#### Records for the exercise ####

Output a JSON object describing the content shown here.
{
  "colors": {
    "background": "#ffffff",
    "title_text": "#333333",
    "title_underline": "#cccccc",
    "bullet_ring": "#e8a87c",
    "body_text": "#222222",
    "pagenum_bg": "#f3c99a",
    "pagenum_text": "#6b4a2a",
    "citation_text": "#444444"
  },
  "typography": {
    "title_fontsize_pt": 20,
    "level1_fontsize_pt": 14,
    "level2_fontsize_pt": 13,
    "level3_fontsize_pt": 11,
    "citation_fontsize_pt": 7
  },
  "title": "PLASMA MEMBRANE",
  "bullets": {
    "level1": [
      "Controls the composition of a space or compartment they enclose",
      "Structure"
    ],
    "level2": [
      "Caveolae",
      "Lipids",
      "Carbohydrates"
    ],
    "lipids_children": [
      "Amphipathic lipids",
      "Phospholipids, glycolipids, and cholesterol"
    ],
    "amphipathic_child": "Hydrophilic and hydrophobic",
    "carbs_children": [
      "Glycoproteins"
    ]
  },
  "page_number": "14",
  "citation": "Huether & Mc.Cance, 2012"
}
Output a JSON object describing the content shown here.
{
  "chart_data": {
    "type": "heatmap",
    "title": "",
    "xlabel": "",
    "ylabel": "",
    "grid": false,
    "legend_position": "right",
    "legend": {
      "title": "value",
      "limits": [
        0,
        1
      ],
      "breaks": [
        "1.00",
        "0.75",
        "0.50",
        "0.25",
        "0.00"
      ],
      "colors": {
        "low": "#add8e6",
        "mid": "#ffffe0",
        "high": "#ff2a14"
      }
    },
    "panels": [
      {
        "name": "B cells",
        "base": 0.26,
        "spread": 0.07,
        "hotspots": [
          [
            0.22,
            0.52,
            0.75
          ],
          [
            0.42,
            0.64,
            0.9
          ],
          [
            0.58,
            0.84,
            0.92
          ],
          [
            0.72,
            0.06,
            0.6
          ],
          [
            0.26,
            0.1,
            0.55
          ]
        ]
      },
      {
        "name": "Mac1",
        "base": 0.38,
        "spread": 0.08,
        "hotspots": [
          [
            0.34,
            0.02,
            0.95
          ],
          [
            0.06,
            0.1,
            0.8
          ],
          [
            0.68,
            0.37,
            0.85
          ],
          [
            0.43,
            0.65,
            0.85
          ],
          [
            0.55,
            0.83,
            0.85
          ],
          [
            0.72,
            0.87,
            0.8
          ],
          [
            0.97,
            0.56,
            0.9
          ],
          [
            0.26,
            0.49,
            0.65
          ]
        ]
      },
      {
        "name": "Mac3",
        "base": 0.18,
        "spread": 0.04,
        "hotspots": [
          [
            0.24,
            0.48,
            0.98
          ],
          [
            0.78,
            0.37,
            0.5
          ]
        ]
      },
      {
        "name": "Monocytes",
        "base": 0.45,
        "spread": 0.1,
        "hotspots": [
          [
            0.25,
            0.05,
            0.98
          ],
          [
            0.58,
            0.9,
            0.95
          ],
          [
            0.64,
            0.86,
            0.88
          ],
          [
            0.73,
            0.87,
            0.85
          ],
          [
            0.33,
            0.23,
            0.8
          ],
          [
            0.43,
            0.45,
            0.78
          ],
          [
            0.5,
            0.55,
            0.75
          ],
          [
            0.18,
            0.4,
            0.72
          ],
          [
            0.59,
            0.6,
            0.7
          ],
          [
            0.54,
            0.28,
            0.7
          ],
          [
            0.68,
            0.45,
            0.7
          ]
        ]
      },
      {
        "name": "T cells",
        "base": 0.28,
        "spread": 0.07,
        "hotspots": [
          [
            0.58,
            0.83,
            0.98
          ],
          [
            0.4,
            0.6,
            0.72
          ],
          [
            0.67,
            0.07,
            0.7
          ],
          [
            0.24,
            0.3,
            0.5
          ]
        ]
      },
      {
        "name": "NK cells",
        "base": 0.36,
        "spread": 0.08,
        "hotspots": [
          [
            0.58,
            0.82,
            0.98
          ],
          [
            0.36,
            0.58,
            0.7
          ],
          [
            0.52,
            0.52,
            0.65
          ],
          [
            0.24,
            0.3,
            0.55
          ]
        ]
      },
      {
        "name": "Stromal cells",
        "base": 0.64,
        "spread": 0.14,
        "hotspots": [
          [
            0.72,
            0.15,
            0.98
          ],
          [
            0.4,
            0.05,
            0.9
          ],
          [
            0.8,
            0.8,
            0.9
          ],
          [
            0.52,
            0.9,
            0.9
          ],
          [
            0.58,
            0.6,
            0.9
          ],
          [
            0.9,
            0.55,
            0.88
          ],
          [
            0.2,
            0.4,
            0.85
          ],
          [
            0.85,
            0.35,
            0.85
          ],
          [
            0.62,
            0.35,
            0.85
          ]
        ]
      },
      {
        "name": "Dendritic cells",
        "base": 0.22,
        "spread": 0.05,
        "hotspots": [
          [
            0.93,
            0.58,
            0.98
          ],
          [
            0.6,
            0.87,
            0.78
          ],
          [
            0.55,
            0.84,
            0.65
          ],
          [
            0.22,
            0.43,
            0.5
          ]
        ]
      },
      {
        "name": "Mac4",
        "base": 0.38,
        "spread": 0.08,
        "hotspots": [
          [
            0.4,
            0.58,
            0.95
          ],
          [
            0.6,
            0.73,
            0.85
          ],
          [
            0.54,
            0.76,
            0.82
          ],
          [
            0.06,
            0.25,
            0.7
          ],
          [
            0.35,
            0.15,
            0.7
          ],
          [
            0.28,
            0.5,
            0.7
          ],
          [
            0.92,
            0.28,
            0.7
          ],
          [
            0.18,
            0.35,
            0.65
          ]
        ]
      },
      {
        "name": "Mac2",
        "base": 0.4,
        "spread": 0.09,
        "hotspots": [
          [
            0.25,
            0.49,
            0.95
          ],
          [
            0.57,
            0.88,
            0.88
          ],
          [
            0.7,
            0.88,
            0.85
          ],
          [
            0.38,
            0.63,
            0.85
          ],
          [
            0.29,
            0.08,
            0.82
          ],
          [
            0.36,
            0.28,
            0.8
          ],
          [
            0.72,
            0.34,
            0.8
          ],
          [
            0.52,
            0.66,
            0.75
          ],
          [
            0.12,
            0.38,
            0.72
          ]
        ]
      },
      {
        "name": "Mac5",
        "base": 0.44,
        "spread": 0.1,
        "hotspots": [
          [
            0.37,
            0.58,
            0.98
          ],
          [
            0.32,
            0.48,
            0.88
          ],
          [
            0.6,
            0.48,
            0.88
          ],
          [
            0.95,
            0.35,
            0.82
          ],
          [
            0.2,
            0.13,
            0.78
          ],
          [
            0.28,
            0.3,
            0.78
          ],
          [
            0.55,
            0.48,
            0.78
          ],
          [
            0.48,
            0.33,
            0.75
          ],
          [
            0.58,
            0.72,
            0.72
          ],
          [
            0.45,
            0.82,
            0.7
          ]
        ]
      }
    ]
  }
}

####

## What to work on
Every line in the data above has to be retyped exactly.

## Response
Output a JSON object describing the content shown here.
{
  "colors": {
    "background": "#ffffff",
    "title_text": "#333333",
    "title_underline": "#cccccc",
    "bullet_ring": "#e8a87c",
    "body_text": "#222222",
    "pagenum_bg": "#f3c99a",
    "pagenum_text": "#6b4a2a",
    "citation_text": "#444444"
  },
  "typography": {
    "title_fontsize_pt": 20,
    "level1_fontsize_pt": 14,
    "level2_fontsize_pt": 13,
    "level3_fontsize_pt": 11,
    "citation_fontsize_pt": 7
  },
  "title": "PLASMA MEMBRANE",
  "bullets": {
    "level1": [
      "Controls the composition of a space or compartment they enclose",
      "Structure"
    ],
    "level2": [
      "Caveolae",
      "Lipids",
      "Carbohydrates"
    ],
    "lipids_children": [
      "Amphipathic lipids",
      "Phospholipids, glycolipids, and cholesterol"
    ],
    "amphipathic_child": "Hydrophilic and hydrophobic",
    "carbs_children": [
      "Glycoproteins"
    ]
  },
  "page_number": "14",
  "citation": "Huether & Mc.Cance, 2012"
}
Output a JSON object describing the content shown here.
{
  "chart_data": {
    "type": "heatmap",
    "title": "",
    "xlabel": "",
    "ylabel": "",
    "grid": false,
    "legend_position": "right",
    "legend": {
      "title": "value",
      "limits": [
        0,
        1
      ],
      "breaks": [
        "1.00",
        "0.75",
        "0.50",
        "0.25",
        "0.00"
      ],
      "colors": {
        "low": "#add8e6",
        "mid": "#ffffe0",
        "high": "#ff2a14"
      }
    },
    "panels": [
      {
        "name": "B cells",
        "base": 0.26,
        "spread": 0.07,
        "hotspots": [
          [
            0.22,
            0.52,
            0.75
          ],
          [
            0.42,
            0.64,
            0.9
          ],
          [
            0.58,
            0.84,
            0.92
          ],
          [
            0.72,
            0.06,
            0.6
          ],
          [
            0.26,
            0.1,
            0.55
          ]
        ]
      },
      {
        "name": "Mac1",
        "base": 0.38,
        "spread": 0.08,
        "hotspots": [
          [
            0.34,
            0.02,
            0.95
          ],
          [
            0.06,
            0.1,
            0.8
          ],
          [
            0.68,
            0.37,
            0.85
          ],
          [
            0.43,
            0.65,
            0.85
          ],
          [
            0.55,
            0.83,
            0.85
          ],
          [
            0.72,
            0.87,
            0.8
          ],
          [
            0.97,
            0.56,
            0.9
          ],
          [
            0.26,
            0.49,
            0.65
          ]
        ]
      },
      {
        "name": "Mac3",
        "base": 0.18,
        "spread": 0.04,
        "hotspots": [
          [
            0.24,
            0.48,
            0.98
          ],
          [
            0.78,
            0.37,
            0.5
          ]
        ]
      },
      {
        "name": "Monocytes",
        "base": 0.45,
        "spread": 0.1,
        "hotspots": [
          [
            0.25,
            0.05,
            0.98
          ],
          [
            0.58,
            0.9,
            0.95
          ],
          [
            0.64,
            0.86,
            0.88
          ],
          [
            0.73,
            0.87,
            0.85
          ],
          [
            0.33,
            0.23,
            0.8
          ],
          [
            0.43,
            0.45,
            0.78
          ],
          [
            0.5,
            0.55,
            0.75
          ],
          [
            0.18,
            0.4,
            0.72
          ],
          [
            0.59,
            0.6,
            0.7
          ],
          [
            0.54,
            0.28,
            0.7
          ],
          [
            0.68,
            0.45,
            0.7
          ]
        ]
      },
      {
        "name": "T cells",
        "base": 0.28,
        "spread": 0.07,
        "hotspots": [
          [
            0.58,
            0.83,
            0.98
          ],
          [
            0.4,
            0.6,
            0.72
          ],
          [
            0.67,
            0.07,
            0.7
          ],
          [
            0.24,
            0.3,
            0.5
          ]
        ]
      },
      {
        "name": "NK cells",
        "base": 0.36,
        "spread": 0.08,
        "hotspots": [
          [
            0.58,
            0.82,
            0.98
          ],
          [
            0.36,
            0.58,
            0.7
          ],
          [
            0.52,
            0.52,
            0.65
          ],
          [
            0.24,
            0.3,
            0.55
          ]
        ]
      },
      {
        "name": "Stromal cells",
        "base": 0.64,
        "spread": 0.14,
        "hotspots": [
          [
            0.72,
            0.15,
            0.98
          ],
          [
            0.4,
            0.05,
            0.9
          ],
          [
            0.8,
            0.8,
            0.9
          ],
          [
            0.52,
            0.9,
            0.9
          ],
          [
            0.58,
            0.6,
            0.9
          ],
          [
            0.9,
            0.55,
            0.88
          ],
          [
            0.2,
            0.4,
            0.85
          ],
          [
            0.85,
            0.35,
            0.85
          ],
          [
            0.62,
            0.35,
            0.85
          ]
        ]
      },
      {
        "name": "Dendritic cells",
        "base": 0.22,
        "spread": 0.05,
        "hotspots": [
          [
            0.93,
            0.58,
            0.98
          ],
          [
            0.6,
            0.87,
            0.78
          ],
          [
            0.55,
            0.84,
            0.65
          ],
          [
            0.22,
            0.43,
            0.5
          ]
        ]
      },
      {
        "name": "Mac4",
        "base": 0.38,
        "spread": 0.08,
        "hotspots": [
          [
            0.4,
            0.58,
            0.95
          ],
          [
            0.6,
            0.73,
            0.85
          ],
          [
            0.54,
            0.76,
            0.82
          ],
          [
            0.06,
            0.25,
            0.7
          ],
          [
            0.35,
            0.15,
            0.7
          ],
          [
            0.28,
            0.5,
            0.7
          ],
          [
            0.92,
            0.28,
            0.7
          ],
          [
            0.18,
            0.35,
            0.65
          ]
        ]
      },
      {
        "name": "Mac2",
        "base": 0.4,
        "spread": 0.09,
        "hotspots": [
          [
            0.25,
            0.49,
            0.95
          ],
          [
            0.57,
            0.88,
            0.88
          ],
          [
            0.7,
            0.88,
            0.85
          ],
          [
            0.38,
            0.63,
            0.85
          ],
          [
            0.29,
            0.08,
            0.82
          ],
          [
            0.36,
            0.28,
            0.8
          ],
          [
            0.72,
            0.34,
            0.8
          ],
          [
            0.52,
            0.66,
            0.75
          ],
          [
            0.12,
            0.38,
            0.72
          ]
        ]
      },
      {
        "name": "Mac5",
        "base": 0.44,
        "spread": 0.1,
        "hotspots": [
          [
            0.37,
            0.58,
            0.98
          ],
          [
            0.32,
            0.48,
            0.88
          ],
          [
            0.6,
            0.48,
            0.88
          ],
          [
            0.95,
            0.35,
            0.82
          ],
          [
            0.2,
            0.13,
            0.78
          ],
          [
            0.28,
            0.3,
            0.78
          ],
          [
            0.55,
            0.48,
            0.78
          ],
          [
            0.48,
            0.33,
            0.75
          ],
          [
            0.58,
            0.72,
            0.72
          ],
          [
            0.45,
            0.82,
            0.7
          ]
        ]
      }
    ]
  }
}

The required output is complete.